◆ **To be done**: Report how many lines contain "TradingView". Give the number and nothing else.

◆ **Records shown**:
***
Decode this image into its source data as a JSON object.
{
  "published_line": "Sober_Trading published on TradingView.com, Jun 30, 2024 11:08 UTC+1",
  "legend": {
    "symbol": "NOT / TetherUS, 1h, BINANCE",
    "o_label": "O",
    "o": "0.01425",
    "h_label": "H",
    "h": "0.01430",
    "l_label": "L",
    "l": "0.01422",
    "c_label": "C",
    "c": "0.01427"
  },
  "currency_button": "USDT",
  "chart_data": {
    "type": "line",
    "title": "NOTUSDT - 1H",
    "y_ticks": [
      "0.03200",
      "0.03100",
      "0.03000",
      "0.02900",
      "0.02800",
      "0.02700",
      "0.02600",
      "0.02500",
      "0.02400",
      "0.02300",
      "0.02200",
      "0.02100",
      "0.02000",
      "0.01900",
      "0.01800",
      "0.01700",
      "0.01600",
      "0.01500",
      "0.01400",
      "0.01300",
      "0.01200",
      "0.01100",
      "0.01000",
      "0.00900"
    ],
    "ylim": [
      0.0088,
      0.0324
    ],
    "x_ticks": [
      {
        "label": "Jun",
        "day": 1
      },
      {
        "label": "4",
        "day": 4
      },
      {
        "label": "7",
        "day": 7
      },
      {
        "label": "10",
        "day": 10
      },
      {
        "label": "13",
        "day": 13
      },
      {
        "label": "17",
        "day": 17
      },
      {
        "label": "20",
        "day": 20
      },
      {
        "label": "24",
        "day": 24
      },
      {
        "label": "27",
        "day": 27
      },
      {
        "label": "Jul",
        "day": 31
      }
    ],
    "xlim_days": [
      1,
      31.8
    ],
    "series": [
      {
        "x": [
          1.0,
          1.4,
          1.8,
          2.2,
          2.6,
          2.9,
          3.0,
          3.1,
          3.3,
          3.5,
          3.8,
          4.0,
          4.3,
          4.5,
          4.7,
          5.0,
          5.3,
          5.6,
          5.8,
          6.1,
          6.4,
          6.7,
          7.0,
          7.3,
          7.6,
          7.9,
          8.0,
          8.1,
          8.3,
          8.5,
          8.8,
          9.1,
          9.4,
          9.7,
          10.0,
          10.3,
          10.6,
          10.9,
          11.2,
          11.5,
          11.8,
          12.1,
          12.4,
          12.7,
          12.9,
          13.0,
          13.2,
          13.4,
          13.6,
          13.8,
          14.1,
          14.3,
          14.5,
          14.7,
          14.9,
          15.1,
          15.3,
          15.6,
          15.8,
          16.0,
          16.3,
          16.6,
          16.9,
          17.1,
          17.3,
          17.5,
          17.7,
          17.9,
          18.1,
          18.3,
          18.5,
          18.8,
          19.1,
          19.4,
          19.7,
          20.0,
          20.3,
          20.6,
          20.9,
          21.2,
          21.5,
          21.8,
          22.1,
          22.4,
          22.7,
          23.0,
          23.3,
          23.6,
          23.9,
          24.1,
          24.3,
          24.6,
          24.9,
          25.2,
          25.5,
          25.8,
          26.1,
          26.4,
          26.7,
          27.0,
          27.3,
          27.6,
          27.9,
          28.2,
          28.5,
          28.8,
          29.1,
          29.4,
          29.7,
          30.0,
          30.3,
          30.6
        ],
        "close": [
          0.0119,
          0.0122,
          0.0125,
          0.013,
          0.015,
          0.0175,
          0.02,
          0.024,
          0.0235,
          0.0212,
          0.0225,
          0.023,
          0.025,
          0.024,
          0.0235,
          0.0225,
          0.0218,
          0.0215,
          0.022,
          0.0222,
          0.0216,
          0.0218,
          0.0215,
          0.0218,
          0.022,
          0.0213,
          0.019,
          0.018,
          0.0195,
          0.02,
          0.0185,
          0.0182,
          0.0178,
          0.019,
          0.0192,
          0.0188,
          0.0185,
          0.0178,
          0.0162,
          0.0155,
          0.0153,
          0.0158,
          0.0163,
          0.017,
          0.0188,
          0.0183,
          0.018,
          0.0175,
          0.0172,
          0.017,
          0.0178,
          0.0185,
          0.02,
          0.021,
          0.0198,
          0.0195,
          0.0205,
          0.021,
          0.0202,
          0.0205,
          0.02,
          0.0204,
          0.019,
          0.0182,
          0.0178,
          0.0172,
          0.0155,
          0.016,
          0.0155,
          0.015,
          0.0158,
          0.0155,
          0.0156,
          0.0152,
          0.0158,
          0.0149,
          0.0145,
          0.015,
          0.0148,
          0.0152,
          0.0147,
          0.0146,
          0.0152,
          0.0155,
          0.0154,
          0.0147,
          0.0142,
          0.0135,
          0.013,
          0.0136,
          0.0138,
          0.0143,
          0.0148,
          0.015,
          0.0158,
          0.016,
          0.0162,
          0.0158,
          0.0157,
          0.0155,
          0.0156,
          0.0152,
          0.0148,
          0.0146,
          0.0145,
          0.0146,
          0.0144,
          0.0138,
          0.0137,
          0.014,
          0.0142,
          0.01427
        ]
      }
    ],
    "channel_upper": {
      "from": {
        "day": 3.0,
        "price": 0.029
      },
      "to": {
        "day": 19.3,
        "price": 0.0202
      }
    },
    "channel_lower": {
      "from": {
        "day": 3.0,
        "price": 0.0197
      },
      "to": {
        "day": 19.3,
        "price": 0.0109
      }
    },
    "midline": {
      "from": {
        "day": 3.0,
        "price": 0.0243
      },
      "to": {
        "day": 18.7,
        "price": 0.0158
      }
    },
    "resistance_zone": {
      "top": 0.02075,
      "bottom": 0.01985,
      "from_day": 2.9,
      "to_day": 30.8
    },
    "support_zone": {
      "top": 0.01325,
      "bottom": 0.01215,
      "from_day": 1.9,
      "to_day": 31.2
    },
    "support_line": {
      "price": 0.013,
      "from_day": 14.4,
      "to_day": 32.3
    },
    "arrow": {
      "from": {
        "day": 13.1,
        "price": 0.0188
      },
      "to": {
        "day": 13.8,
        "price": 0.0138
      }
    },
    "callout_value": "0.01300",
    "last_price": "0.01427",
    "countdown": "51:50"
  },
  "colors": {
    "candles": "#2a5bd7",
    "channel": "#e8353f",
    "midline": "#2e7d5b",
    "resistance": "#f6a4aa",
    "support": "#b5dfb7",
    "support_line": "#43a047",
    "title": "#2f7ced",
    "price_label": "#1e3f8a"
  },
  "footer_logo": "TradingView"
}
***
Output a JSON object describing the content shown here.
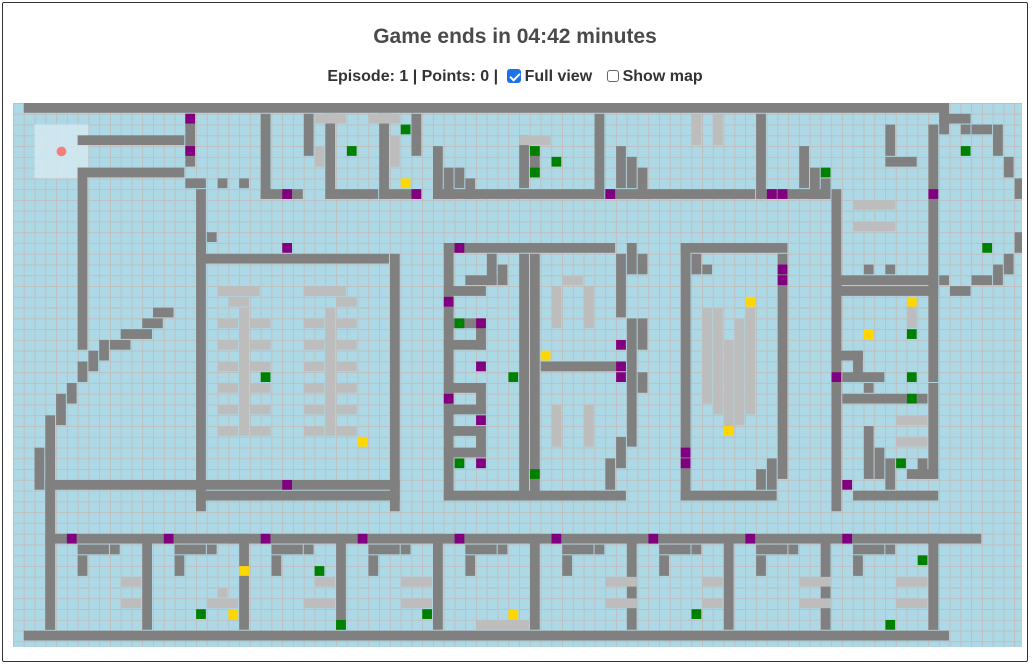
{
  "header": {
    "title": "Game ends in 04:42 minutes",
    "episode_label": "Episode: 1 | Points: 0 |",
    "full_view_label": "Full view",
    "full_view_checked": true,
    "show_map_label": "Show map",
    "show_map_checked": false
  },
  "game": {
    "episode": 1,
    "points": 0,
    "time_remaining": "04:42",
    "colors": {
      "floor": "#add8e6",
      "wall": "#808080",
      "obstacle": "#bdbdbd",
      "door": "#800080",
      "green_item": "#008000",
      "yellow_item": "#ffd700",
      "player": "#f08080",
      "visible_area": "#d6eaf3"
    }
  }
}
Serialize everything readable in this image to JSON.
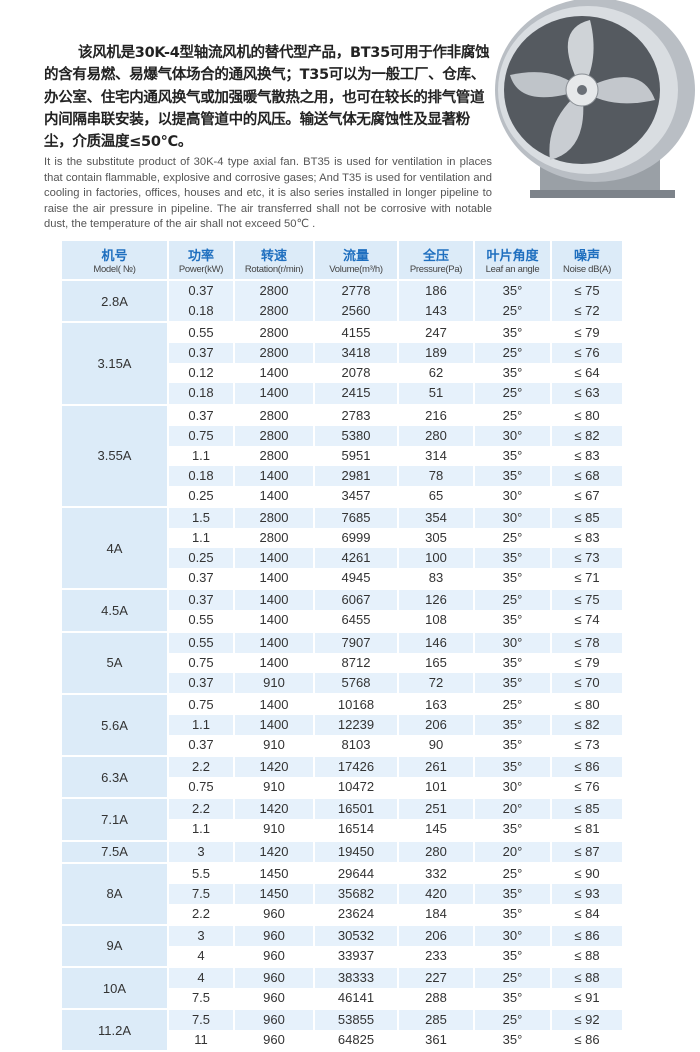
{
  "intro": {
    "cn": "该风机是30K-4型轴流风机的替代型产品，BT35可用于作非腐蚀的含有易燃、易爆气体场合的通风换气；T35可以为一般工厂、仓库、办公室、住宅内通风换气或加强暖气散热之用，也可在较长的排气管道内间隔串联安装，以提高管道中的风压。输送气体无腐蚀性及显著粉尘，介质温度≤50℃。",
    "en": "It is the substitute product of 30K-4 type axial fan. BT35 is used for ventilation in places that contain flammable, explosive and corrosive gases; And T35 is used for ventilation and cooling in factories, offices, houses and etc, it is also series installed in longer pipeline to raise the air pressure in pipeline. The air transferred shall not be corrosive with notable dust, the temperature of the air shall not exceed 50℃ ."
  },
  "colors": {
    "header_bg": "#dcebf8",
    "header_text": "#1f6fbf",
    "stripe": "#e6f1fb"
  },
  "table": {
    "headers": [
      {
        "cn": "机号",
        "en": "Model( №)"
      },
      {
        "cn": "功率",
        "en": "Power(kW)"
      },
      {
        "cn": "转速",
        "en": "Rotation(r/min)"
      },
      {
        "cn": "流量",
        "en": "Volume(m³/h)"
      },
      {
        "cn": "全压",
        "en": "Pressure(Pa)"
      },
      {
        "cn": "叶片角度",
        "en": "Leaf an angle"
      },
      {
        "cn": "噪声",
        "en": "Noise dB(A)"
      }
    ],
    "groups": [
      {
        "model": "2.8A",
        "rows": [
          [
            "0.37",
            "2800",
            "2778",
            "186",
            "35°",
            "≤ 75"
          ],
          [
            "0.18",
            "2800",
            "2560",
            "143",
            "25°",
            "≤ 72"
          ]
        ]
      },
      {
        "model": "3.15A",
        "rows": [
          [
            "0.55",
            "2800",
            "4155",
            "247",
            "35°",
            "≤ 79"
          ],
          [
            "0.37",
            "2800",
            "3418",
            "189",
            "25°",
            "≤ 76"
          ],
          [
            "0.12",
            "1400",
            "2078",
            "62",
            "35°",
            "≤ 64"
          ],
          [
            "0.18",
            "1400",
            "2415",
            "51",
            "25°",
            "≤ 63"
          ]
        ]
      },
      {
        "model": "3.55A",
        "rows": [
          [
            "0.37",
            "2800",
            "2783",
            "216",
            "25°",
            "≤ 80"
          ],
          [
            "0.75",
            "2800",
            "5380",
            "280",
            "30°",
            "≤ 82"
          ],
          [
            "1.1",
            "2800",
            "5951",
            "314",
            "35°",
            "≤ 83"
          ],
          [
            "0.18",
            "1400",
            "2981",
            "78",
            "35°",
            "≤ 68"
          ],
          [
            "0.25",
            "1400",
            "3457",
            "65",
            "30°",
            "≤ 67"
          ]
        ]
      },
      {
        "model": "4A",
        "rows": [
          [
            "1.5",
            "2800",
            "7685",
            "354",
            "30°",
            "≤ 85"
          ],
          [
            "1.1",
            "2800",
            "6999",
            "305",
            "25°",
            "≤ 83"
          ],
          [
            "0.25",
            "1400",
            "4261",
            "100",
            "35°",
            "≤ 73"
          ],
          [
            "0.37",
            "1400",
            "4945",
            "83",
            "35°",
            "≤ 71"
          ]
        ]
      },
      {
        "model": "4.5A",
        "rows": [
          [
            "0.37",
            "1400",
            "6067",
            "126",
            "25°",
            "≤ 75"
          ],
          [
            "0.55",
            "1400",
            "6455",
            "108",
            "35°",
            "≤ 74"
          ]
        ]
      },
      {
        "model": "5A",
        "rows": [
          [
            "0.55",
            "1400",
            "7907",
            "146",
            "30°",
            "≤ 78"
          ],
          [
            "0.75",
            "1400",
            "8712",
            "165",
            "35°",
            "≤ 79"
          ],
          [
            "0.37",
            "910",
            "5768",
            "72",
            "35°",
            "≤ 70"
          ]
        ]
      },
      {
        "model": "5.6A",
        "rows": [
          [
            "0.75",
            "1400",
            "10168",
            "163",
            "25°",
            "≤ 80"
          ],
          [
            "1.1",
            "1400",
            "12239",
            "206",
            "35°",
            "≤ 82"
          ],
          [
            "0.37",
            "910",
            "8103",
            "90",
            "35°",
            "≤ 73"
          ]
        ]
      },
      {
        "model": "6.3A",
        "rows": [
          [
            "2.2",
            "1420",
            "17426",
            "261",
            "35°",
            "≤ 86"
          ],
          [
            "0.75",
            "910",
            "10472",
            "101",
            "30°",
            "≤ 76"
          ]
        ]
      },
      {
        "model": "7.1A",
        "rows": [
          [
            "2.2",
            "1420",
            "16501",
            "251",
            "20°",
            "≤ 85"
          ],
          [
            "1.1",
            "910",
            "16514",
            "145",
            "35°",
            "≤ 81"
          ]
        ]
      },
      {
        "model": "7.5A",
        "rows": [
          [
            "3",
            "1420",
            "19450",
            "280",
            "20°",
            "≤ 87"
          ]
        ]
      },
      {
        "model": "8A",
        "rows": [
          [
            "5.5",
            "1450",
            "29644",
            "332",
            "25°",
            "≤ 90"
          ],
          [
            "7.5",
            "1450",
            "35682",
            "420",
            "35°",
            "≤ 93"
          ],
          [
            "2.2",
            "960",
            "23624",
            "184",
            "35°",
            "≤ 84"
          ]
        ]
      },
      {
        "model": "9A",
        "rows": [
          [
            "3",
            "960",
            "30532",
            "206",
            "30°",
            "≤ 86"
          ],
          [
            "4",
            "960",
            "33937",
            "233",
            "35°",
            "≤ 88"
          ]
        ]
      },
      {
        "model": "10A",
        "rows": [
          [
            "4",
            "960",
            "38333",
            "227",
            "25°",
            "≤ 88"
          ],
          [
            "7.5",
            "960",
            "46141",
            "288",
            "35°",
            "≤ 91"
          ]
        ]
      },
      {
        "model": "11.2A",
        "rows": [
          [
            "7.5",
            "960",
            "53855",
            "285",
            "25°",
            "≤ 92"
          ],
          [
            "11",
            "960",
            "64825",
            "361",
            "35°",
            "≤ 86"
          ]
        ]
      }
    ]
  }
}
***
◆ **Output of the task**: 2